Count how many lines of the data include "name". The answer is that number and nothing else.

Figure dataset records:

----

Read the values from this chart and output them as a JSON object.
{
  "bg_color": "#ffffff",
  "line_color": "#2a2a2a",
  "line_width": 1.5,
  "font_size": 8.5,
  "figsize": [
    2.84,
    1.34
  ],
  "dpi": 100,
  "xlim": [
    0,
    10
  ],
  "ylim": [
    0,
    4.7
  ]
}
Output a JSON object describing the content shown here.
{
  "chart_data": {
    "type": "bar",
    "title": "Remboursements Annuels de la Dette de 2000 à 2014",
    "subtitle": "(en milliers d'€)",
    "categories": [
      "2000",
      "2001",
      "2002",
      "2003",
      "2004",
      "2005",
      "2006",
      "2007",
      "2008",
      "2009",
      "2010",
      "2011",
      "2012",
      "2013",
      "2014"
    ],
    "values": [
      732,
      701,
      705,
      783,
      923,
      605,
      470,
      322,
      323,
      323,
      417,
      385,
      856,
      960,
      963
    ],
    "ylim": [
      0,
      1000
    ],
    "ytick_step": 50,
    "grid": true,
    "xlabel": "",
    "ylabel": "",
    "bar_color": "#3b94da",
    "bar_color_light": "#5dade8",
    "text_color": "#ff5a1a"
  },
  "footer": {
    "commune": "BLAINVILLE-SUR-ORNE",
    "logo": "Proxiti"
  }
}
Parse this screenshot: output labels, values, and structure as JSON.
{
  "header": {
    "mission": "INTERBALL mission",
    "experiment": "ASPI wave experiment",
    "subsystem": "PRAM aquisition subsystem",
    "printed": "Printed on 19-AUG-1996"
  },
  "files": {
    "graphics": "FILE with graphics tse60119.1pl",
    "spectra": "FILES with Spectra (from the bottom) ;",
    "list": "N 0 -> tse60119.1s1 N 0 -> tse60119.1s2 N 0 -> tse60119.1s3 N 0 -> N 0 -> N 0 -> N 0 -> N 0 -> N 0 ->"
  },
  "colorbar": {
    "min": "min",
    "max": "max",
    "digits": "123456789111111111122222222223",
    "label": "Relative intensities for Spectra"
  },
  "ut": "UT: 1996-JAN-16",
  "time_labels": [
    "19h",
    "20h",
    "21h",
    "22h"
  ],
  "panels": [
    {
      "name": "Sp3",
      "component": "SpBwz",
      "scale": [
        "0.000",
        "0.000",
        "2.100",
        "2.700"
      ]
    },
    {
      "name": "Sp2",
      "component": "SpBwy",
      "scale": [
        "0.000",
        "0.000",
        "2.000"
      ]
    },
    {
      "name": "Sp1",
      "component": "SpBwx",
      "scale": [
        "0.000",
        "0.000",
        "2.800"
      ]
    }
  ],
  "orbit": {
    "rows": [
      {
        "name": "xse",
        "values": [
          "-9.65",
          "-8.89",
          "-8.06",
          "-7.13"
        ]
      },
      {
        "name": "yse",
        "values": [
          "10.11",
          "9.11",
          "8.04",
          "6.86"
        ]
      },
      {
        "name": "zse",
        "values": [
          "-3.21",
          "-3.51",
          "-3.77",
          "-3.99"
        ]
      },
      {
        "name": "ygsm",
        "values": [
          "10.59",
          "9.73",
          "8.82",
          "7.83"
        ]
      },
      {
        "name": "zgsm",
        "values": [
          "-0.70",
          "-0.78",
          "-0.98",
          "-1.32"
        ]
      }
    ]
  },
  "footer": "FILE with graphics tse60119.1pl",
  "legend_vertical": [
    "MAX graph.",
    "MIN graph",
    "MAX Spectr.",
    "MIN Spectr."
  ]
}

----

> _Written response_
8